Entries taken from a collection

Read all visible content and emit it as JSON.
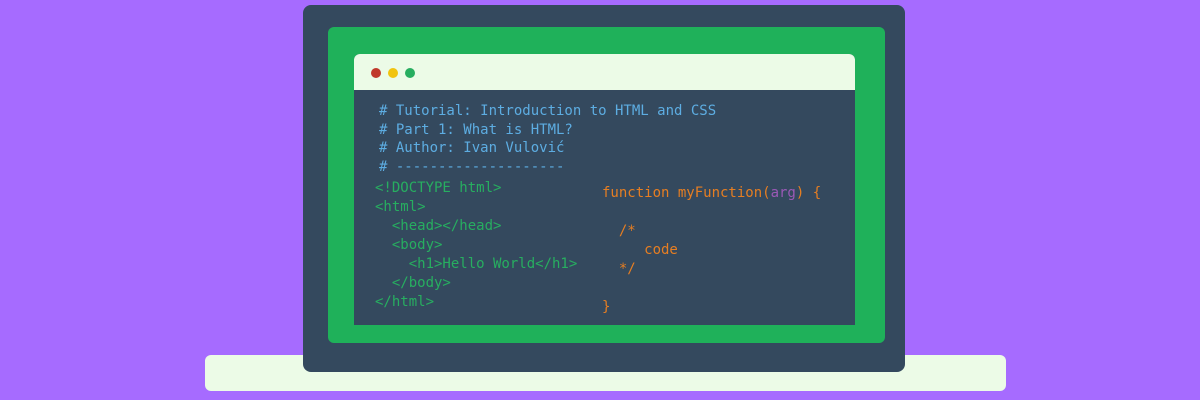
{
  "comments": [
    "# Tutorial: Introduction to HTML and CSS",
    "# Part 1: What is HTML?",
    "# Author: Ivan Vulović",
    "# --------------------"
  ],
  "html_code": [
    "<!DOCTYPE html>",
    "<html>",
    "  <head></head>",
    "  <body>",
    "    <h1>Hello World</h1>",
    "  </body>",
    "</html>"
  ],
  "js_code": {
    "line1_prefix": "function myFunction(",
    "line1_arg": "arg",
    "line1_suffix": ") {",
    "line2": "",
    "line3": "  /*",
    "line4": "     code",
    "line5": "  */",
    "line6": "",
    "line7": "}"
  },
  "colors": {
    "background": "#a66bff",
    "laptop_body": "#34495e",
    "screen_frame": "#1fb15a",
    "titlebar": "#ecfbe7",
    "comment_text": "#5dade2",
    "html_text": "#27ae60",
    "js_text": "#e67e22",
    "js_arg": "#9b59b6"
  },
  "icons": {
    "window_dots": [
      "close-dot-icon",
      "minimize-dot-icon",
      "maximize-dot-icon"
    ]
  }
}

Directions for this task
Images in the data above are to be skipped. Retype all other material exactly.

Solution for this exercise
Read all visible content and emit it as JSON.
{
  "comments": [
    "# Tutorial: Introduction to HTML and CSS",
    "# Part 1: What is HTML?",
    "# Author: Ivan Vulović",
    "# --------------------"
  ],
  "html_code": [
    "<!DOCTYPE html>",
    "<html>",
    "  <head></head>",
    "  <body>",
    "    <h1>Hello World</h1>",
    "  </body>",
    "</html>"
  ],
  "js_code": {
    "line1_prefix": "function myFunction(",
    "line1_arg": "arg",
    "line1_suffix": ") {",
    "line2": "",
    "line3": "  /*",
    "line4": "     code",
    "line5": "  */",
    "line6": "",
    "line7": "}"
  },
  "colors": {
    "background": "#a66bff",
    "laptop_body": "#34495e",
    "screen_frame": "#1fb15a",
    "titlebar": "#ecfbe7",
    "comment_text": "#5dade2",
    "html_text": "#27ae60",
    "js_text": "#e67e22",
    "js_arg": "#9b59b6"
  },
  "icons": {
    "window_dots": [
      "close-dot-icon",
      "minimize-dot-icon",
      "maximize-dot-icon"
    ]
  }
}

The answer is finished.